• Data lines:

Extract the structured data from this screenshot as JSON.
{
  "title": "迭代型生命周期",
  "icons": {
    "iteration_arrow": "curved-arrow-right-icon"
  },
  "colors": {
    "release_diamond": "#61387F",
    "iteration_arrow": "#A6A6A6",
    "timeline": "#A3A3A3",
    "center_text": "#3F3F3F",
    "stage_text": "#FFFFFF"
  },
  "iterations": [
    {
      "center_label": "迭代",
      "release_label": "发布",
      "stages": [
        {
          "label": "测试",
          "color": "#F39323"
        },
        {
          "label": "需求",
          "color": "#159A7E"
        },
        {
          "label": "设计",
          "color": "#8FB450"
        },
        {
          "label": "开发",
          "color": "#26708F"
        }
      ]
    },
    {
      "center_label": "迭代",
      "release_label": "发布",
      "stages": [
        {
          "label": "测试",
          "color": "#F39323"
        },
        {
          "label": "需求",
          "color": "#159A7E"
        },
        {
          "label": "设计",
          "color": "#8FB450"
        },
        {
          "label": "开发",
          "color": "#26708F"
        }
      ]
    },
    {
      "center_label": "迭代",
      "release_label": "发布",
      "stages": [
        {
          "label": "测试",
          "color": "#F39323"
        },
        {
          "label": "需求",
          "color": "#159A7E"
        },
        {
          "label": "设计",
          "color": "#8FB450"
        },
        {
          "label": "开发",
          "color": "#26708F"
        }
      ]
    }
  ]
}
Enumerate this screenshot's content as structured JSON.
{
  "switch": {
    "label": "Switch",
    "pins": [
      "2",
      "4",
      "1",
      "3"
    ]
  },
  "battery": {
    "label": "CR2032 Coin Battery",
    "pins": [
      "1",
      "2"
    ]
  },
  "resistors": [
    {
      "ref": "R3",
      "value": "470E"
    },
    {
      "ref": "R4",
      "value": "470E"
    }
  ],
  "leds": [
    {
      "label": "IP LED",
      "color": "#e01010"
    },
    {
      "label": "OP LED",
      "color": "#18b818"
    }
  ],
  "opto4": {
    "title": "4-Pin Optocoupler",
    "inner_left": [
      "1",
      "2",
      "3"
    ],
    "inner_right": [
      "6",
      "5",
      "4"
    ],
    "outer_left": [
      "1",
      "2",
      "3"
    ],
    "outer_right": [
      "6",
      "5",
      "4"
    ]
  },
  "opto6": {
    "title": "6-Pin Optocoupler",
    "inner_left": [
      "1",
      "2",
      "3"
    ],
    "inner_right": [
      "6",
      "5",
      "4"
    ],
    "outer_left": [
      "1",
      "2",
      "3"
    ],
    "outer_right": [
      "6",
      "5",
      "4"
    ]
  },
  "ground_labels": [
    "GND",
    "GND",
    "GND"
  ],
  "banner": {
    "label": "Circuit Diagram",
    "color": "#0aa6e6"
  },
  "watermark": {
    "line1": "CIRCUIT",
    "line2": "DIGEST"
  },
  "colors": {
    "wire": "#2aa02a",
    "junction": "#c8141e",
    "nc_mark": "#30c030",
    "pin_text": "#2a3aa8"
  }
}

• Exercise brief: Take every line from the one containing "Enumerate this screenshot's" to the end of the listing and output it exactly, with nothing else.

• Reply to the exercise:
Enumerate this screenshot's content as structured JSON.
{
  "switch": {
    "label": "Switch",
    "pins": [
      "2",
      "4",
      "1",
      "3"
    ]
  },
  "battery": {
    "label": "CR2032 Coin Battery",
    "pins": [
      "1",
      "2"
    ]
  },
  "resistors": [
    {
      "ref": "R3",
      "value": "470E"
    },
    {
      "ref": "R4",
      "value": "470E"
    }
  ],
  "leds": [
    {
      "label": "IP LED",
      "color": "#e01010"
    },
    {
      "label": "OP LED",
      "color": "#18b818"
    }
  ],
  "opto4": {
    "title": "4-Pin Optocoupler",
    "inner_left": [
      "1",
      "2",
      "3"
    ],
    "inner_right": [
      "6",
      "5",
      "4"
    ],
    "outer_left": [
      "1",
      "2",
      "3"
    ],
    "outer_right": [
      "6",
      "5",
      "4"
    ]
  },
  "opto6": {
    "title": "6-Pin Optocoupler",
    "inner_left": [
      "1",
      "2",
      "3"
    ],
    "inner_right": [
      "6",
      "5",
      "4"
    ],
    "outer_left": [
      "1",
      "2",
      "3"
    ],
    "outer_right": [
      "6",
      "5",
      "4"
    ]
  },
  "ground_labels": [
    "GND",
    "GND",
    "GND"
  ],
  "banner": {
    "label": "Circuit Diagram",
    "color": "#0aa6e6"
  },
  "watermark": {
    "line1": "CIRCUIT",
    "line2": "DIGEST"
  },
  "colors": {
    "wire": "#2aa02a",
    "junction": "#c8141e",
    "nc_mark": "#30c030",
    "pin_text": "#2a3aa8"
  }
}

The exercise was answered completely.